— BEGIN DATA FOR THE TASK —

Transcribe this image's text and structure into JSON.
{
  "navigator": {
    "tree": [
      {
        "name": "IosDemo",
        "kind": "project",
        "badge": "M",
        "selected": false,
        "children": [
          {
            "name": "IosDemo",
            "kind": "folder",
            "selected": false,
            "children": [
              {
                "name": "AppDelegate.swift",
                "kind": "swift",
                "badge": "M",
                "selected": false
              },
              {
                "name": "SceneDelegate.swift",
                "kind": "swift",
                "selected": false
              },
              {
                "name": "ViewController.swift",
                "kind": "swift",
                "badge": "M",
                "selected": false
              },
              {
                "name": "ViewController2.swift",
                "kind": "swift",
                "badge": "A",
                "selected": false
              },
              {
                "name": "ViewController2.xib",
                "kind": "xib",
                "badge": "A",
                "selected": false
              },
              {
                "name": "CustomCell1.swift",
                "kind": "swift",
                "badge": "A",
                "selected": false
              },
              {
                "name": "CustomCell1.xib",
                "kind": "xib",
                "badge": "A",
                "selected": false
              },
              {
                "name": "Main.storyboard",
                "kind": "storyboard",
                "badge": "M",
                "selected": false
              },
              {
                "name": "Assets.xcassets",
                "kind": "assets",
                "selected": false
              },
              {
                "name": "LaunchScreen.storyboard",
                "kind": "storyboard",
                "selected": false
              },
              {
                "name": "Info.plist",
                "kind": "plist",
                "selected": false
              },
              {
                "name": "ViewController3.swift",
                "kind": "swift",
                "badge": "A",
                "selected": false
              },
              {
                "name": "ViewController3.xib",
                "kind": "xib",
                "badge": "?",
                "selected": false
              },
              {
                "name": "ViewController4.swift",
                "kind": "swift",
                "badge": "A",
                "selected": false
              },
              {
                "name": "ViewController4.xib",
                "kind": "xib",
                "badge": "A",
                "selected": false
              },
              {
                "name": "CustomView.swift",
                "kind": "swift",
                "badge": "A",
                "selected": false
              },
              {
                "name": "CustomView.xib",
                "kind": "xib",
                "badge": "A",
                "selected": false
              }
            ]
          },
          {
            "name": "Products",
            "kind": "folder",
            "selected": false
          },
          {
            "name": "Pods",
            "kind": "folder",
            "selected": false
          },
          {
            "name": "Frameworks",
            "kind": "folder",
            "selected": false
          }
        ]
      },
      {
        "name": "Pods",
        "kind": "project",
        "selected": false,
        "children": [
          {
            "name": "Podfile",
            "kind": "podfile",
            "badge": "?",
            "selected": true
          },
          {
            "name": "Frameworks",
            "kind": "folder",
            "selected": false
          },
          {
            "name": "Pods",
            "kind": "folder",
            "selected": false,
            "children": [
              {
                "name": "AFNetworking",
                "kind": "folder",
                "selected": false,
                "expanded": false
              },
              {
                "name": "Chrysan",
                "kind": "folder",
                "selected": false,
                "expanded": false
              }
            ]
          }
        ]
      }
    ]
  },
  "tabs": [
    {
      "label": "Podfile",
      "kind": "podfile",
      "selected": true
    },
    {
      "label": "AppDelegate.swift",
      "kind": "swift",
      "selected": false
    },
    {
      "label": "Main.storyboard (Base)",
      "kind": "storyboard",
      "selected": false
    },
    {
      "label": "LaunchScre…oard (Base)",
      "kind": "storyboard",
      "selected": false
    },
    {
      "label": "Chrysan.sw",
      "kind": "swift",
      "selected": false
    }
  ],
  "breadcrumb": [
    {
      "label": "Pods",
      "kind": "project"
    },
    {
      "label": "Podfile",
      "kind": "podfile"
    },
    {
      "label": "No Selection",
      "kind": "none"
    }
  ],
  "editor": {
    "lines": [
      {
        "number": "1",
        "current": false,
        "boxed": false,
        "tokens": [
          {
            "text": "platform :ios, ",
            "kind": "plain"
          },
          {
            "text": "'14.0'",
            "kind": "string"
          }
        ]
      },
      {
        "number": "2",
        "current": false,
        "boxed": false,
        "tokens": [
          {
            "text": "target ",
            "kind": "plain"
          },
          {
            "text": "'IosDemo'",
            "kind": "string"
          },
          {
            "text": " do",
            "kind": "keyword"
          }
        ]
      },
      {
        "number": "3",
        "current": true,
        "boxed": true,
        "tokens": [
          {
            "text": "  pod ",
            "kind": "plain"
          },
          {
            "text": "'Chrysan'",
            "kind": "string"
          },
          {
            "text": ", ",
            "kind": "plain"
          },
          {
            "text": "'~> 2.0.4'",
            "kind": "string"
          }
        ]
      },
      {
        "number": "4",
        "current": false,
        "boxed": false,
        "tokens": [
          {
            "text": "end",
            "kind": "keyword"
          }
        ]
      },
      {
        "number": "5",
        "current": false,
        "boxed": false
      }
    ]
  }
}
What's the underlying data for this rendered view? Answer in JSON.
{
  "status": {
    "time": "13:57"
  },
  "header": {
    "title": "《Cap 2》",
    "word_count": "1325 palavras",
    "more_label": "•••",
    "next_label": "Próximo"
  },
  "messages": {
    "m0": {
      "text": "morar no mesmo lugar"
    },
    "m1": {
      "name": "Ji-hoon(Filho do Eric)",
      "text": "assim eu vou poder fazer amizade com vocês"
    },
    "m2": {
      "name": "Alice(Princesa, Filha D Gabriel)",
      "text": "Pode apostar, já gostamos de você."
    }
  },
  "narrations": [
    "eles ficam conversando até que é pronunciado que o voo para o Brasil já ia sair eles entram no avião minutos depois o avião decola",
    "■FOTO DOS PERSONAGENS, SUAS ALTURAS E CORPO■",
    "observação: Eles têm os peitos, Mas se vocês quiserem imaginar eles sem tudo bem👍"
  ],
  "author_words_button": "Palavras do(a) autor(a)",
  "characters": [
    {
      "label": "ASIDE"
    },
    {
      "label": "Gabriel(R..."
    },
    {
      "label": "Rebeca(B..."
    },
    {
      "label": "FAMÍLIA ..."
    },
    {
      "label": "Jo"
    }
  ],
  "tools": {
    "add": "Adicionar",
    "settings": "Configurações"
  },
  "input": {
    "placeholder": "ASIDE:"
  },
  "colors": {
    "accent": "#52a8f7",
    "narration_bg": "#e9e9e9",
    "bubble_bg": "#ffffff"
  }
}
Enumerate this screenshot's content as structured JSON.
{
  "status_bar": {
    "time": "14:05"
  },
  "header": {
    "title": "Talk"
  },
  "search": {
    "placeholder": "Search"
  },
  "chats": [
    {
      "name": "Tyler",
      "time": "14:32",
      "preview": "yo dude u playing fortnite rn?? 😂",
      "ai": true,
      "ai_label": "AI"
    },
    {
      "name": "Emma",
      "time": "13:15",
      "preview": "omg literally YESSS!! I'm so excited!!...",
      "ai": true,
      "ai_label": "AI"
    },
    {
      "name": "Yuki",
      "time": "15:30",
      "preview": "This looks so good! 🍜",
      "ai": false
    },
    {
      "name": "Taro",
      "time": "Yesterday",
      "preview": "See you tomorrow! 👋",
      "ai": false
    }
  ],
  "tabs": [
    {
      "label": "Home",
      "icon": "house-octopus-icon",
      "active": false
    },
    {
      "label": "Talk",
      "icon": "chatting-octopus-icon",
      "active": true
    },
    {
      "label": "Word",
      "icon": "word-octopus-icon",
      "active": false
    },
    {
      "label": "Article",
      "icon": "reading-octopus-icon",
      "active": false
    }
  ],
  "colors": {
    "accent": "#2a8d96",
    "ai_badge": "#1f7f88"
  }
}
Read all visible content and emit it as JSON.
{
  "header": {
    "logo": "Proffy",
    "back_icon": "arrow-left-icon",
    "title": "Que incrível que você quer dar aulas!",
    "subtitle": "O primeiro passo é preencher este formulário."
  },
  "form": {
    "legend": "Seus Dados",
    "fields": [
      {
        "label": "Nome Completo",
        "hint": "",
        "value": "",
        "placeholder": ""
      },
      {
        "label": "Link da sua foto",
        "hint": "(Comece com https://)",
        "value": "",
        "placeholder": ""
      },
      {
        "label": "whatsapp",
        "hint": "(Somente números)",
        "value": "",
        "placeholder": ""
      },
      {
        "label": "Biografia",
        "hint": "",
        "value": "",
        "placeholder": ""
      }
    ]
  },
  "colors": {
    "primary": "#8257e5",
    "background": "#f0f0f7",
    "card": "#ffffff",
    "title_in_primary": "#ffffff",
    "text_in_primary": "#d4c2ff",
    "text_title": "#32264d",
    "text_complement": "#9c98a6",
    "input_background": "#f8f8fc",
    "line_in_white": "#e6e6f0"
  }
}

— END DATA FOR THE TASK —

**WHAT YOU HAVE TO DO**
Show every line above in which the word "eles" occurs.

**WRITTEN ANSWER**
    "eles ficam conversando até que é pronunciado que o voo para o Brasil já ia sair eles entram no avião minutos depois o avião decola",
    "observação: Eles têm os peitos, Mas se vocês quiserem imaginar eles sem tudo bem👍"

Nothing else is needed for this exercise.